╭─ Input

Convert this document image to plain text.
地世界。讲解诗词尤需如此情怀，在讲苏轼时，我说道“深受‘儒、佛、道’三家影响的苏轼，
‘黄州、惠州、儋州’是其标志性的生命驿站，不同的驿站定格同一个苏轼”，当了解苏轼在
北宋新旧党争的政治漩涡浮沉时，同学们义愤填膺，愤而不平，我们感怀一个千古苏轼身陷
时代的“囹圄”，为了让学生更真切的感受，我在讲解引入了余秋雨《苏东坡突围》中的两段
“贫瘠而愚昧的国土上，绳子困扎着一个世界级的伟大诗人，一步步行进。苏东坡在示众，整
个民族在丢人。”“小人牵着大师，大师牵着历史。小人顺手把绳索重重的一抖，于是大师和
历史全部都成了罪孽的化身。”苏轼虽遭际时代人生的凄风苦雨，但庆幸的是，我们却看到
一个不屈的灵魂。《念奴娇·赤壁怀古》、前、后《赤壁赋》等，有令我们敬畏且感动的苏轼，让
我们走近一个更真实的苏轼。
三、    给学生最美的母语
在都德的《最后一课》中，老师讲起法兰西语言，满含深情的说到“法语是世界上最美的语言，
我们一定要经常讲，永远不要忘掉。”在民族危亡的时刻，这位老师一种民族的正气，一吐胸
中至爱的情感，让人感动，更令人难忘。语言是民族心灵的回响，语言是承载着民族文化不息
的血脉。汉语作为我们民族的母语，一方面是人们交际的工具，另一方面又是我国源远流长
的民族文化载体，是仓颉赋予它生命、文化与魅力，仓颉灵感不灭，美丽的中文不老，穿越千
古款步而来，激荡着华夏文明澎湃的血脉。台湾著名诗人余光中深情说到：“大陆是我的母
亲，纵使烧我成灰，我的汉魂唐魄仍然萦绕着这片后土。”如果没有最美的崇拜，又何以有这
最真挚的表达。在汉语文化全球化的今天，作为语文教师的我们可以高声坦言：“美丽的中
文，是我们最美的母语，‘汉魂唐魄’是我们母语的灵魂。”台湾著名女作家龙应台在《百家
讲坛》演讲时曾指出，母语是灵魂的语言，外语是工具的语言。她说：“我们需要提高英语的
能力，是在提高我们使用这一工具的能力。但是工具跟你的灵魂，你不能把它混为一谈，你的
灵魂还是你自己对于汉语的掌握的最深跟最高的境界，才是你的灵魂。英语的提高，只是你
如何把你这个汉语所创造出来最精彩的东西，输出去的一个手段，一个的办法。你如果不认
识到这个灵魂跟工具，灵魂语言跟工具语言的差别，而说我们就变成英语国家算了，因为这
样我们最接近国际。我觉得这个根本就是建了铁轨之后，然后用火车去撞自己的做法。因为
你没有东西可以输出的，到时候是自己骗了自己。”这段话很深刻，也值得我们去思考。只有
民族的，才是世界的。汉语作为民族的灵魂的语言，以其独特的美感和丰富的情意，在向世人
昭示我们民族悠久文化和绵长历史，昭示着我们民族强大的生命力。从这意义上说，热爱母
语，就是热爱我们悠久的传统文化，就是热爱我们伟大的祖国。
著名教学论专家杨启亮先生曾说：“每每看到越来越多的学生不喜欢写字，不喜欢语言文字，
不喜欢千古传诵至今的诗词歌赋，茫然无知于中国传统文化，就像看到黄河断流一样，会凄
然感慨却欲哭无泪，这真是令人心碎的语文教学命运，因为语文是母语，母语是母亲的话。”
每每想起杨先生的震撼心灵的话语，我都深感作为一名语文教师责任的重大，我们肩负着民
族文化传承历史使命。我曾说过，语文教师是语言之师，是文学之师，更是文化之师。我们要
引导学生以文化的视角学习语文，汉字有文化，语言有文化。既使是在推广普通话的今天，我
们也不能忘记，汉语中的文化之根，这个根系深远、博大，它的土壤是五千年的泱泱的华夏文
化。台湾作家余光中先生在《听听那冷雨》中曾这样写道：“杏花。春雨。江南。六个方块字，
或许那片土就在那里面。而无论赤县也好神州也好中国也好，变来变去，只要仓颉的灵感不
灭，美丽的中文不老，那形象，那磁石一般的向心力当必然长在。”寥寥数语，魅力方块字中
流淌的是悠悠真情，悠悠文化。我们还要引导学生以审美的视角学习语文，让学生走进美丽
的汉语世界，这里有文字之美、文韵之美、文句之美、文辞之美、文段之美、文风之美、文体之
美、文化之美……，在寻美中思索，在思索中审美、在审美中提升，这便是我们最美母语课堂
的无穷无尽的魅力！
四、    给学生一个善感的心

╰─

— Goal —
Show each line in the entries that holds the string "美丽的中文不老".

— Response —
的民族文化载体，是仓颉赋予它生命、文化与魅力，仓颉灵感不灭，美丽的中文不老，穿越千
灭，美丽的中文不老，那形象，那磁石一般的向心力当必然长在。”寥寥数语，魅力方块字中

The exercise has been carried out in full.